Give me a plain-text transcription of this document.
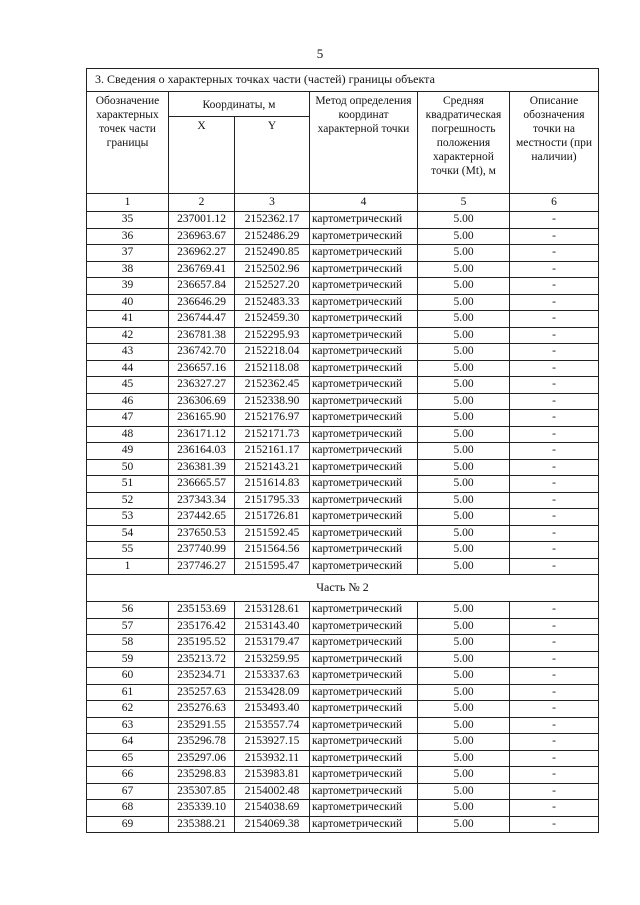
5
3. Сведения о характерных точках части (частей) границы объекта					
Обозначение характерных точек части границы	Координаты, м		Метод определения координат характерной точки	Средняя квадратическая погрешность положения характерной точки (Mt), м	Описание обозначения точки на местности (при наличии)
	X	Y			
1	2	3	4	5	6
35	237001.12	2152362.17	картометрический	5.00	-
36	236963.67	2152486.29	картометрический	5.00	-
37	236962.27	2152490.85	картометрический	5.00	-
38	236769.41	2152502.96	картометрический	5.00	-
39	236657.84	2152527.20	картометрический	5.00	-
40	236646.29	2152483.33	картометрический	5.00	-
41	236744.47	2152459.30	картометрический	5.00	-
42	236781.38	2152295.93	картометрический	5.00	-
43	236742.70	2152218.04	картометрический	5.00	-
44	236657.16	2152118.08	картометрический	5.00	-
45	236327.27	2152362.45	картометрический	5.00	-
46	236306.69	2152338.90	картометрический	5.00	-
47	236165.90	2152176.97	картометрический	5.00	-
48	236171.12	2152171.73	картометрический	5.00	-
49	236164.03	2152161.17	картометрический	5.00	-
50	236381.39	2152143.21	картометрический	5.00	-
51	236665.57	2151614.83	картометрический	5.00	-
52	237343.34	2151795.33	картометрический	5.00	-
53	237442.65	2151726.81	картометрический	5.00	-
54	237650.53	2151592.45	картометрический	5.00	-
55	237740.99	2151564.56	картометрический	5.00	-
1	237746.27	2151595.47	картометрический	5.00	-
Часть № 2					
56	235153.69	2153128.61	картометрический	5.00	-
57	235176.42	2153143.40	картометрический	5.00	-
58	235195.52	2153179.47	картометрический	5.00	-
59	235213.72	2153259.95	картометрический	5.00	-
60	235234.71	2153337.63	картометрический	5.00	-
61	235257.63	2153428.09	картометрический	5.00	-
62	235276.63	2153493.40	картометрический	5.00	-
63	235291.55	2153557.74	картометрический	5.00	-
64	235296.78	2153927.15	картометрический	5.00	-
65	235297.06	2153932.11	картометрический	5.00	-
66	235298.83	2153983.81	картометрический	5.00	-
67	235307.85	2154002.48	картометрический	5.00	-
68	235339.10	2154038.69	картометрический	5.00	-
69	235388.21	2154069.38	картометрический	5.00	-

**Work to be completed**
The records shown above are to be repeated exactly, with the pictures left out.

**Solved problem**
Give me a plain-text transcription of this document.
5
3. Сведения о характерных точках части (частей) границы объекта					
Обозначение характерных точек части границы	Координаты, м		Метод определения координат характерной точки	Средняя квадратическая погрешность положения характерной точки (Mt), м	Описание обозначения точки на местности (при наличии)
	X	Y			
1	2	3	4	5	6
35	237001.12	2152362.17	картометрический	5.00	-
36	236963.67	2152486.29	картометрический	5.00	-
37	236962.27	2152490.85	картометрический	5.00	-
38	236769.41	2152502.96	картометрический	5.00	-
39	236657.84	2152527.20	картометрический	5.00	-
40	236646.29	2152483.33	картометрический	5.00	-
41	236744.47	2152459.30	картометрический	5.00	-
42	236781.38	2152295.93	картометрический	5.00	-
43	236742.70	2152218.04	картометрический	5.00	-
44	236657.16	2152118.08	картометрический	5.00	-
45	236327.27	2152362.45	картометрический	5.00	-
46	236306.69	2152338.90	картометрический	5.00	-
47	236165.90	2152176.97	картометрический	5.00	-
48	236171.12	2152171.73	картометрический	5.00	-
49	236164.03	2152161.17	картометрический	5.00	-
50	236381.39	2152143.21	картометрический	5.00	-
51	236665.57	2151614.83	картометрический	5.00	-
52	237343.34	2151795.33	картометрический	5.00	-
53	237442.65	2151726.81	картометрический	5.00	-
54	237650.53	2151592.45	картометрический	5.00	-
55	237740.99	2151564.56	картометрический	5.00	-
1	237746.27	2151595.47	картометрический	5.00	-
Часть № 2					
56	235153.69	2153128.61	картометрический	5.00	-
57	235176.42	2153143.40	картометрический	5.00	-
58	235195.52	2153179.47	картометрический	5.00	-
59	235213.72	2153259.95	картометрический	5.00	-
60	235234.71	2153337.63	картометрический	5.00	-
61	235257.63	2153428.09	картометрический	5.00	-
62	235276.63	2153493.40	картометрический	5.00	-
63	235291.55	2153557.74	картометрический	5.00	-
64	235296.78	2153927.15	картометрический	5.00	-
65	235297.06	2153932.11	картометрический	5.00	-
66	235298.83	2153983.81	картометрический	5.00	-
67	235307.85	2154002.48	картометрический	5.00	-
68	235339.10	2154038.69	картометрический	5.00	-
69	235388.21	2154069.38	картометрический	5.00	-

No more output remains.